_STATED EXERCISE_
The listing below must be repeated word for word, with its images excluded.

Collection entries
______
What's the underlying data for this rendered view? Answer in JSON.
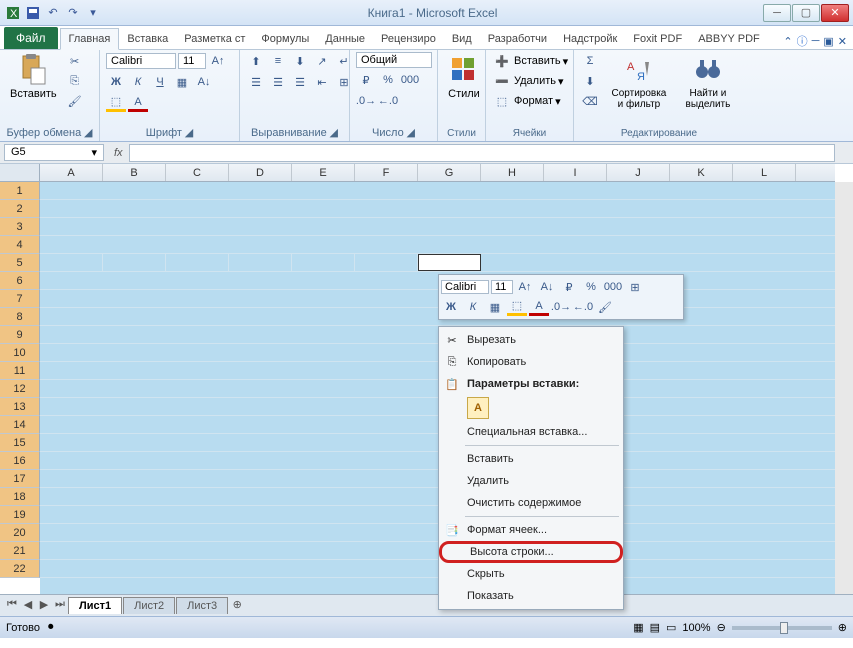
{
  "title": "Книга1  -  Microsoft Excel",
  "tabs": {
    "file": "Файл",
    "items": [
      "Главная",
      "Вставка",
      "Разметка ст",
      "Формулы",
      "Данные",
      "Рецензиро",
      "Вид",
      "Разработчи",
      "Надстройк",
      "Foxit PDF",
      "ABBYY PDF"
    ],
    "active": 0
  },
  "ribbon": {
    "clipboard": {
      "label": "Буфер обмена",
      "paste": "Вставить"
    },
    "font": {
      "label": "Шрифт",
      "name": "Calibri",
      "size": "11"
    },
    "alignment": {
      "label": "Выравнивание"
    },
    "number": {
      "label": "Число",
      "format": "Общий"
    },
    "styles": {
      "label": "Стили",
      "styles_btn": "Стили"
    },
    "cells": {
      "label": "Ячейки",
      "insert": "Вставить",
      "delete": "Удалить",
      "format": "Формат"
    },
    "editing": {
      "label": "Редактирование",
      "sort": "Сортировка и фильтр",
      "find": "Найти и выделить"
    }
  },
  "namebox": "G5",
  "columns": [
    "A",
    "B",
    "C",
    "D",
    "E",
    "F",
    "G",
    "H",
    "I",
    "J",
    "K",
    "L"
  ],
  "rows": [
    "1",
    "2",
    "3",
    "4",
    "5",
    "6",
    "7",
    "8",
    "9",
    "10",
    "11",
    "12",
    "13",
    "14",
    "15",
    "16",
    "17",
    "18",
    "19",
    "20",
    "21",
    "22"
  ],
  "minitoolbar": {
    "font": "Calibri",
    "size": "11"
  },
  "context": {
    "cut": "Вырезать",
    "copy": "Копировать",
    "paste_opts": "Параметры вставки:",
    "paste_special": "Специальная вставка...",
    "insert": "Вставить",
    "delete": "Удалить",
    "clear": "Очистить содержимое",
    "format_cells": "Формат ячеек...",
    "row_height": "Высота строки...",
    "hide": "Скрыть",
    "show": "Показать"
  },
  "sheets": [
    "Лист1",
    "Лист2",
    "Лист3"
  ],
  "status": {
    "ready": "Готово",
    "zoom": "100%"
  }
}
______
_TASK RESPONSE_
What's the underlying data for this rendered view? Answer in JSON.
{
  "title": "Книга1  -  Microsoft Excel",
  "tabs": {
    "file": "Файл",
    "items": [
      "Главная",
      "Вставка",
      "Разметка ст",
      "Формулы",
      "Данные",
      "Рецензиро",
      "Вид",
      "Разработчи",
      "Надстройк",
      "Foxit PDF",
      "ABBYY PDF"
    ],
    "active": 0
  },
  "ribbon": {
    "clipboard": {
      "label": "Буфер обмена",
      "paste": "Вставить"
    },
    "font": {
      "label": "Шрифт",
      "name": "Calibri",
      "size": "11"
    },
    "alignment": {
      "label": "Выравнивание"
    },
    "number": {
      "label": "Число",
      "format": "Общий"
    },
    "styles": {
      "label": "Стили",
      "styles_btn": "Стили"
    },
    "cells": {
      "label": "Ячейки",
      "insert": "Вставить",
      "delete": "Удалить",
      "format": "Формат"
    },
    "editing": {
      "label": "Редактирование",
      "sort": "Сортировка и фильтр",
      "find": "Найти и выделить"
    }
  },
  "namebox": "G5",
  "columns": [
    "A",
    "B",
    "C",
    "D",
    "E",
    "F",
    "G",
    "H",
    "I",
    "J",
    "K",
    "L"
  ],
  "rows": [
    "1",
    "2",
    "3",
    "4",
    "5",
    "6",
    "7",
    "8",
    "9",
    "10",
    "11",
    "12",
    "13",
    "14",
    "15",
    "16",
    "17",
    "18",
    "19",
    "20",
    "21",
    "22"
  ],
  "minitoolbar": {
    "font": "Calibri",
    "size": "11"
  },
  "context": {
    "cut": "Вырезать",
    "copy": "Копировать",
    "paste_opts": "Параметры вставки:",
    "paste_special": "Специальная вставка...",
    "insert": "Вставить",
    "delete": "Удалить",
    "clear": "Очистить содержимое",
    "format_cells": "Формат ячеек...",
    "row_height": "Высота строки...",
    "hide": "Скрыть",
    "show": "Показать"
  },
  "sheets": [
    "Лист1",
    "Лист2",
    "Лист3"
  ],
  "status": {
    "ready": "Готово",
    "zoom": "100%"
  }
}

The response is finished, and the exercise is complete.